Give an exact transcription of every line, dropping the images.

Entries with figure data
+ + +
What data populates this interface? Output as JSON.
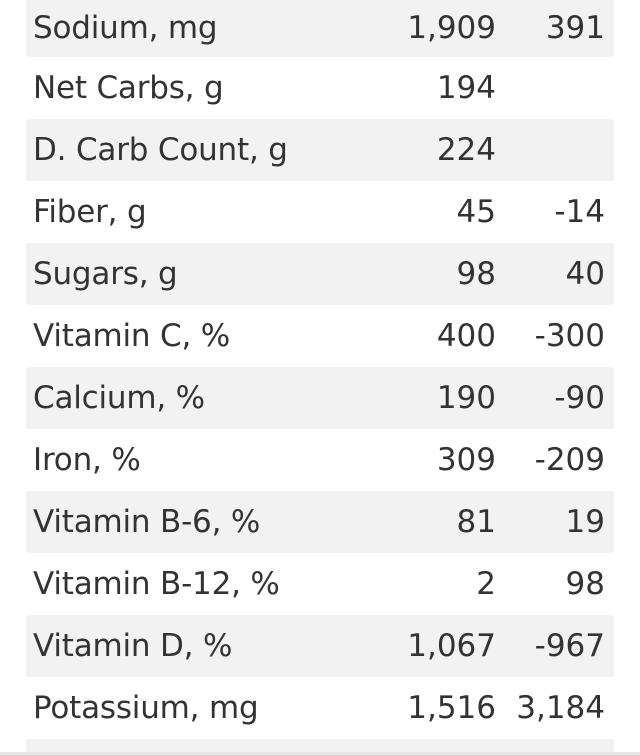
{
  "nutrients": [
    {
      "label": "Sodium, mg",
      "value": "1,909",
      "diff": "391"
    },
    {
      "label": "Net Carbs, g",
      "value": "194",
      "diff": ""
    },
    {
      "label": "D. Carb Count, g",
      "value": "224",
      "diff": ""
    },
    {
      "label": "Fiber, g",
      "value": "45",
      "diff": "-14"
    },
    {
      "label": "Sugars, g",
      "value": "98",
      "diff": "40"
    },
    {
      "label": "Vitamin C, %",
      "value": "400",
      "diff": "-300"
    },
    {
      "label": "Calcium, %",
      "value": "190",
      "diff": "-90"
    },
    {
      "label": "Iron, %",
      "value": "309",
      "diff": "-209"
    },
    {
      "label": "Vitamin B-6, %",
      "value": "81",
      "diff": "19"
    },
    {
      "label": "Vitamin B-12, %",
      "value": "2",
      "diff": "98"
    },
    {
      "label": "Vitamin D, %",
      "value": "1,067",
      "diff": "-967"
    },
    {
      "label": "Potassium, mg",
      "value": "1,516",
      "diff": "3,184"
    }
  ],
  "colors": {
    "text": "#333333",
    "row_shade": "#f2f2f2",
    "background": "#ffffff"
  }
}
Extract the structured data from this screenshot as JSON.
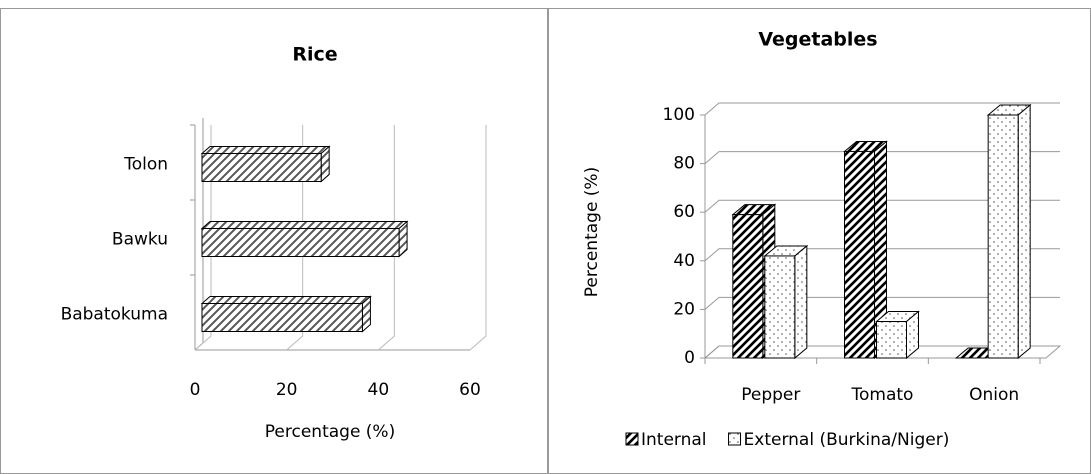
+ + +
### EXERCISE RESULT
What data populates this interface? Output as JSON.
{
  "nutrients": [
    {
      "label": "Sodium, mg",
      "value": "1,909",
      "diff": "391"
    },
    {
      "label": "Net Carbs, g",
      "value": "194",
      "diff": ""
    },
    {
      "label": "D. Carb Count, g",
      "value": "224",
      "diff": ""
    },
    {
      "label": "Fiber, g",
      "value": "45",
      "diff": "-14"
    },
    {
      "label": "Sugars, g",
      "value": "98",
      "diff": "40"
    },
    {
      "label": "Vitamin C, %",
      "value": "400",
      "diff": "-300"
    },
    {
      "label": "Calcium, %",
      "value": "190",
      "diff": "-90"
    },
    {
      "label": "Iron, %",
      "value": "309",
      "diff": "-209"
    },
    {
      "label": "Vitamin B-6, %",
      "value": "81",
      "diff": "19"
    },
    {
      "label": "Vitamin B-12, %",
      "value": "2",
      "diff": "98"
    },
    {
      "label": "Vitamin D, %",
      "value": "1,067",
      "diff": "-967"
    },
    {
      "label": "Potassium, mg",
      "value": "1,516",
      "diff": "3,184"
    }
  ],
  "colors": {
    "text": "#333333",
    "row_shade": "#f2f2f2",
    "background": "#ffffff"
  }
}
Extract the structured data from this screenshot as JSON.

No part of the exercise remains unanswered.